Excerpts from a figure dataset:
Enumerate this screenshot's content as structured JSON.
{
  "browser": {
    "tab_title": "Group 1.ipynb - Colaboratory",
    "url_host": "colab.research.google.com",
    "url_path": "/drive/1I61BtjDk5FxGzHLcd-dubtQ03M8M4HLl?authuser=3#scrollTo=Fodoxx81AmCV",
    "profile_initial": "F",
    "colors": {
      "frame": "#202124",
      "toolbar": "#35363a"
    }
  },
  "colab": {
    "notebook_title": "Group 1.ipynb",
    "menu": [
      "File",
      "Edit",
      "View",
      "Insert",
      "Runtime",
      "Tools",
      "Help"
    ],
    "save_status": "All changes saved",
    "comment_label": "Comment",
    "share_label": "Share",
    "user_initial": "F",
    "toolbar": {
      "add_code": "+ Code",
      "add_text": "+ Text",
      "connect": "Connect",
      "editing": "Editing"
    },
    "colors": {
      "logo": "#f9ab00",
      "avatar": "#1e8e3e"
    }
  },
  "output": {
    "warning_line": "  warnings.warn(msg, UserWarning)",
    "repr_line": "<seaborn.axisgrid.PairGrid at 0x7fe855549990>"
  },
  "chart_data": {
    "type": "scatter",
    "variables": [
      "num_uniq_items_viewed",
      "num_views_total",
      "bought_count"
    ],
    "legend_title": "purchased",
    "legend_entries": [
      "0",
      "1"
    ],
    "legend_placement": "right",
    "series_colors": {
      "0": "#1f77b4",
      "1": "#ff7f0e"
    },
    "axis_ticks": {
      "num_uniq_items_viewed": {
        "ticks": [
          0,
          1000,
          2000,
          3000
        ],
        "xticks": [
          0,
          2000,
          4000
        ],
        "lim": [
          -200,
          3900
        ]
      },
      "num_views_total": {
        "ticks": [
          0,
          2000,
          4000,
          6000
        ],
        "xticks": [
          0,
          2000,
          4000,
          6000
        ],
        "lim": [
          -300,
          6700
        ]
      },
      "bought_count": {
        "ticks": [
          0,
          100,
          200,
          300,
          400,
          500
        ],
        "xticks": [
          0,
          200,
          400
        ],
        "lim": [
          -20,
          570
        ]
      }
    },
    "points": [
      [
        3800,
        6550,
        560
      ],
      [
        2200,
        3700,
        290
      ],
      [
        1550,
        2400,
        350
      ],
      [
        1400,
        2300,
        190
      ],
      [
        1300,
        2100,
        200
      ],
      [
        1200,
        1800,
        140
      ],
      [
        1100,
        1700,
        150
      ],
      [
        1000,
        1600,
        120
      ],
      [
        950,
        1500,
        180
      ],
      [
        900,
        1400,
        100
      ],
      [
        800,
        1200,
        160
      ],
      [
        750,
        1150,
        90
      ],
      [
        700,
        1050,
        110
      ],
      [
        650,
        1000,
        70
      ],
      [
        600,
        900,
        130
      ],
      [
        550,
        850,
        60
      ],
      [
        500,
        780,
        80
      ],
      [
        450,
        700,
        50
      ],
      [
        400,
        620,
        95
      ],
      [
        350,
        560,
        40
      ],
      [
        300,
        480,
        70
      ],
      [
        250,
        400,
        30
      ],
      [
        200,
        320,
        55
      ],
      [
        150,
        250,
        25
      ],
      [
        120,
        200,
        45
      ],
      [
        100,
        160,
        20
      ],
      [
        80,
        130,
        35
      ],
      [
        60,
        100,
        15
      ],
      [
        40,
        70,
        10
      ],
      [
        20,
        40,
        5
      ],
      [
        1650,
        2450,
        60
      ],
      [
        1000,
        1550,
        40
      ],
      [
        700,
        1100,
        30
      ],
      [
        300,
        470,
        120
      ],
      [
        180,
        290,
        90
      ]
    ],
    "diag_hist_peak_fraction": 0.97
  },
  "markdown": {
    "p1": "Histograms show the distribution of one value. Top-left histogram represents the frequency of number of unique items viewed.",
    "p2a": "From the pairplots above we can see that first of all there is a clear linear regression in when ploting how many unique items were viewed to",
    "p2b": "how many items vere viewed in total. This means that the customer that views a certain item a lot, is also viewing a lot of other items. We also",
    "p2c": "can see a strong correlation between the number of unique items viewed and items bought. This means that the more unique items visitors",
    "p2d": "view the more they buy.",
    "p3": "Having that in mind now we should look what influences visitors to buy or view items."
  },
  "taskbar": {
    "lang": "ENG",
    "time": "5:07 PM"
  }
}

### [What is being asked]
Each line containing the word "Group" counts once; say how many such lines there are, giving only the number.

### [Answer to the problem]
2